__Artículo__.
----

La crisis de García Lorca había sido provocada por varias circunstancias vitales. Por una parte, con el éxito popular del Romancero surgió la imagen pública -que pervive todavía en algunas partes- de un Lorca costumbrista, cantor de los gitanos, ligado temáticamente al folclore andaluz. El mismo poeta se había quejado de esa imagen antes de que saliera el Romancero, e incluso antes de la publicación de Canciones, en una carta a Jorge Guillén de principios de enero de 1927: Me va molestando un poco mi mito de gitanería. Los gitanos son un tema. Y nada más. Yo podía ser lo mismo poeta de agujas de coser o de paisajes hidráulicos. Además, el gitanismo me da un tono de incultura, de falta de educación y de poeta salvaje que tú sabes bien no soy. No quiero que me encasillen. Siento que me va echando cadenas.
Por otra parte, mientras Dalí y Luis Buñuel criticaban duramente su obra, Lorca se separó de Emilio Aladrén, un joven escultor con el que había mantenido una fuerte relación afectiva.

----

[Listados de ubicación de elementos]
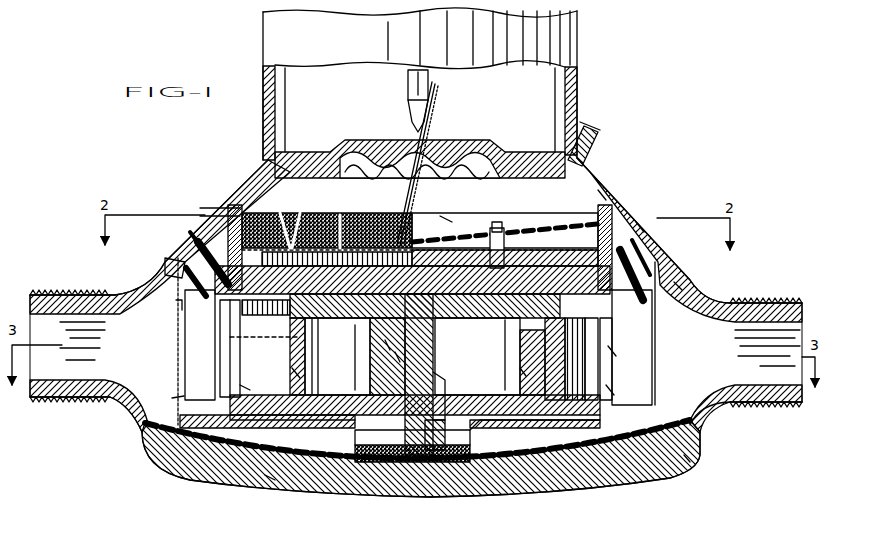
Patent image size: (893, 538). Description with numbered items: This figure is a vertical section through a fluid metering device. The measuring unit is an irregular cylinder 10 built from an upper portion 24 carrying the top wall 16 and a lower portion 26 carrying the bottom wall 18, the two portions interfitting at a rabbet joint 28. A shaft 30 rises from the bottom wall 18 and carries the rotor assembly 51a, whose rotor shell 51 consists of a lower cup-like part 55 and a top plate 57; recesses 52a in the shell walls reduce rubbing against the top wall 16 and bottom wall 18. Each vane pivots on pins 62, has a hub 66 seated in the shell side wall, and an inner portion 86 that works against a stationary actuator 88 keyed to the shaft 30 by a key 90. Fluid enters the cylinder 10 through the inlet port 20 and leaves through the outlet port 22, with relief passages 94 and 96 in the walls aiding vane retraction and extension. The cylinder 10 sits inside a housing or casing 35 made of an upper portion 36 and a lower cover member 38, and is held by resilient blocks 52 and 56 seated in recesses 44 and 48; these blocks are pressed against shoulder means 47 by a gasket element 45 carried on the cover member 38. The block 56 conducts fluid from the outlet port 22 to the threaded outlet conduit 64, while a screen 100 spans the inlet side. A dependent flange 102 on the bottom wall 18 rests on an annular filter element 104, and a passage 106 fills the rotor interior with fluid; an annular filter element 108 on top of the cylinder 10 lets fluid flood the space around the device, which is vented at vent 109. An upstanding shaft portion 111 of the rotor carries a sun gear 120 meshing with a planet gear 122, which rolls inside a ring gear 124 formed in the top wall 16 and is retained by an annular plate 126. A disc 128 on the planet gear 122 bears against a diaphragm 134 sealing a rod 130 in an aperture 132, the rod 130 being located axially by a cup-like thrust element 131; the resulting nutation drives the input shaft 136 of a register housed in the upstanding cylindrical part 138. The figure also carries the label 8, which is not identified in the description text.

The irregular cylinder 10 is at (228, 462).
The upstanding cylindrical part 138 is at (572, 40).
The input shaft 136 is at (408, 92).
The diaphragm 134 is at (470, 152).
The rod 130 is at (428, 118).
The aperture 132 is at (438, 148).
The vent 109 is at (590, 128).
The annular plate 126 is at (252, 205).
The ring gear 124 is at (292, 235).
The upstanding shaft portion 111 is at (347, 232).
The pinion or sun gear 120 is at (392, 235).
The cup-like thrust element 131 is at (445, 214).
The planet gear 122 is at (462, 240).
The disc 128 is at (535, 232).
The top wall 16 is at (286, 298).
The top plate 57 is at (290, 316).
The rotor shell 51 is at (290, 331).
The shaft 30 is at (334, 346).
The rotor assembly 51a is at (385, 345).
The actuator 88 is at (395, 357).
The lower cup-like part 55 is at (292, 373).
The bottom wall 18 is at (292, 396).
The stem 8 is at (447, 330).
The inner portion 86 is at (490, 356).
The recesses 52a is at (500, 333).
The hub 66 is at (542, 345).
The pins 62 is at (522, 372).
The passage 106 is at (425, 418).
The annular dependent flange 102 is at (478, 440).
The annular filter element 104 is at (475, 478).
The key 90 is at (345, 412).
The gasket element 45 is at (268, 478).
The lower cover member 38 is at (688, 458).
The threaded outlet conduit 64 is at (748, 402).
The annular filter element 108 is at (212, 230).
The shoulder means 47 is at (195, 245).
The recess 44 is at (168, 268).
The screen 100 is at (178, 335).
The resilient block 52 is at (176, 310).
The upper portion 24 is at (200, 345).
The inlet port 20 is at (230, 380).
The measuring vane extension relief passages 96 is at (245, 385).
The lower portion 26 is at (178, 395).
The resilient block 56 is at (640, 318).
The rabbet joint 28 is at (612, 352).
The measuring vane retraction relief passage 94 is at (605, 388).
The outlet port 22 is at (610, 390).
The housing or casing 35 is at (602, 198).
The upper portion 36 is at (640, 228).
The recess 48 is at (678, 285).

----

__Tarea del ejercicio__. Copia literalmente el pasaje del artículo sobre la crisis de García Lorca que va entre "La crisis de" y "va echando cadenas.", ambos incluidos.

__Respuesta final__.
La crisis de García Lorca había sido provocada por varias circunstancias vitales. Por una parte, con el éxito popular del Romancero surgió la imagen pública -que pervive todavía en algunas partes- de un Lorca costumbrista, cantor de los gitanos, ligado temáticamente al folclore andaluz. El mismo poeta se había quejado de esa imagen antes de que saliera el Romancero, e incluso antes de la publicación de Canciones, en una carta a Jorge Guillén de principios de enero de 1927: Me va molestando un poco mi mito de gitanería. Los gitanos son un tema. Y nada más. Yo podía ser lo mismo poeta de agujas de coser o de paisajes hidráulicos. Además, el gitanismo me da un tono de incultura, de falta de educación y de poeta salvaje que tú sabes bien no soy. No quiero que me encasillen. Siento que me va echando cadenas.